*SHORT PROBLEM*: Pictures do not belong in the copy; transcribe everything else in the records exactly.

----- MATERIAL FOR THIS TASK

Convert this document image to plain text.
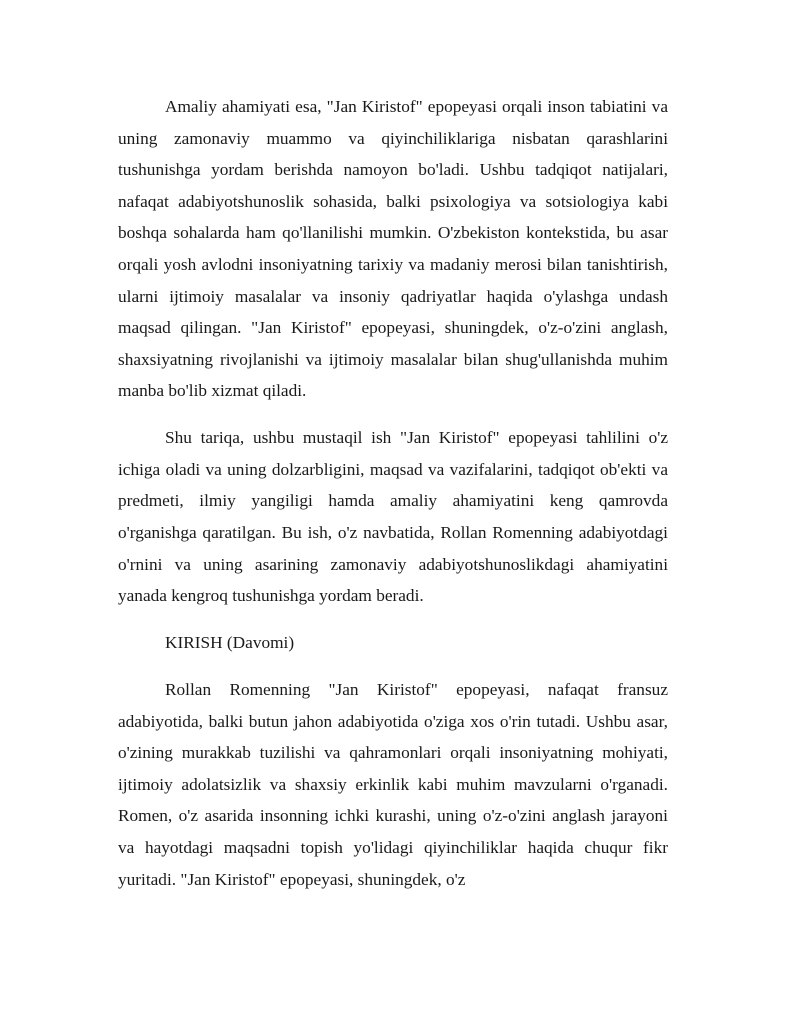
Amaliy ahamiyati esa, "Jan Kiristof" epopeyasi orqali inson tabiatini va uning zamonaviy muammo va qiyinchiliklariga nisbatan qarashlarini tushunishga yordam berishda namoyon bo'ladi. Ushbu tadqiqot natijalari, nafaqat adabiyotshunoslik sohasida, balki psixologiya va sotsiologiya kabi boshqa sohalarda ham qo'llanilishi mumkin. O'zbekiston kontekstida, bu asar orqali yosh avlodni insoniyatning tarixiy va madaniy merosi bilan tanishtirish, ularni ijtimoiy masalalar va insoniy qadriyatlar haqida o'ylashga undash maqsad qilingan. "Jan Kiristof" epopeyasi, shuningdek, o'z-o'zini anglash, shaxsiyatning rivojlanishi va ijtimoiy masalalar bilan shug'ullanishda muhim manba bo'lib xizmat qiladi.

Shu tariqa, ushbu mustaqil ish "Jan Kiristof" epopeyasi tahlilini o'z ichiga oladi va uning dolzarbligini, maqsad va vazifalarini, tadqiqot ob'ekti va predmeti, ilmiy yangiligi hamda amaliy ahamiyatini keng qamrovda o'rganishga qaratilgan. Bu ish, o'z navbatida, Rollan Romenning adabiyotdagi o'rnini va uning asarining zamonaviy adabiyotshunoslikdagi ahamiyatini yanada kengroq tushunishga yordam beradi.

KIRISH (Davomi)

Rollan Romenning "Jan Kiristof" epopeyasi, nafaqat fransuz adabiyotida, balki butun jahon adabiyotida o'ziga xos o'rin tutadi. Ushbu asar, o'zining murakkab tuzilishi va qahramonlari orqali insoniyatning mohiyati, ijtimoiy adolatsizlik va shaxsiy erkinlik kabi muhim mavzularni o'rganadi. Romen, o'z asarida insonning ichki kurashi, uning o'z-o'zini anglash jarayoni va hayotdagi maqsadni topish yo'lidagi qiyinchiliklar haqida chuqur fikr yuritadi. "Jan Kiristof" epopeyasi, shuningdek, o'z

----------

*CORRECT RESULT*:
Convert this document image to plain text.
Amaliy ahamiyati esa, "Jan Kiristof" epopeyasi orqali inson tabiatini va uning zamonaviy muammo va qiyinchiliklariga nisbatan qarashlarini tushunishga yordam berishda namoyon bo'ladi. Ushbu tadqiqot natijalari, nafaqat adabiyotshunoslik sohasida, balki psixologiya va sotsiologiya kabi boshqa sohalarda ham qo'llanilishi mumkin. O'zbekiston kontekstida, bu asar orqali yosh avlodni insoniyatning tarixiy va madaniy merosi bilan tanishtirish, ularni ijtimoiy masalalar va insoniy qadriyatlar haqida o'ylashga undash maqsad qilingan. "Jan Kiristof" epopeyasi, shuningdek, o'z-o'zini anglash, shaxsiyatning rivojlanishi va ijtimoiy masalalar bilan shug'ullanishda muhim manba bo'lib xizmat qiladi.

Shu tariqa, ushbu mustaqil ish "Jan Kiristof" epopeyasi tahlilini o'z ichiga oladi va uning dolzarbligini, maqsad va vazifalarini, tadqiqot ob'ekti va predmeti, ilmiy yangiligi hamda amaliy ahamiyatini keng qamrovda o'rganishga qaratilgan. Bu ish, o'z navbatida, Rollan Romenning adabiyotdagi o'rnini va uning asarining zamonaviy adabiyotshunoslikdagi ahamiyatini yanada kengroq tushunishga yordam beradi.

KIRISH (Davomi)

Rollan Romenning "Jan Kiristof" epopeyasi, nafaqat fransuz adabiyotida, balki butun jahon adabiyotida o'ziga xos o'rin tutadi. Ushbu asar, o'zining murakkab tuzilishi va qahramonlari orqali insoniyatning mohiyati, ijtimoiy adolatsizlik va shaxsiy erkinlik kabi muhim mavzularni o'rganadi. Romen, o'z asarida insonning ichki kurashi, uning o'z-o'zini anglash jarayoni va hayotdagi maqsadni topish yo'lidagi qiyinchiliklar haqida chuqur fikr yuritadi. "Jan Kiristof" epopeyasi, shuningdek, o'z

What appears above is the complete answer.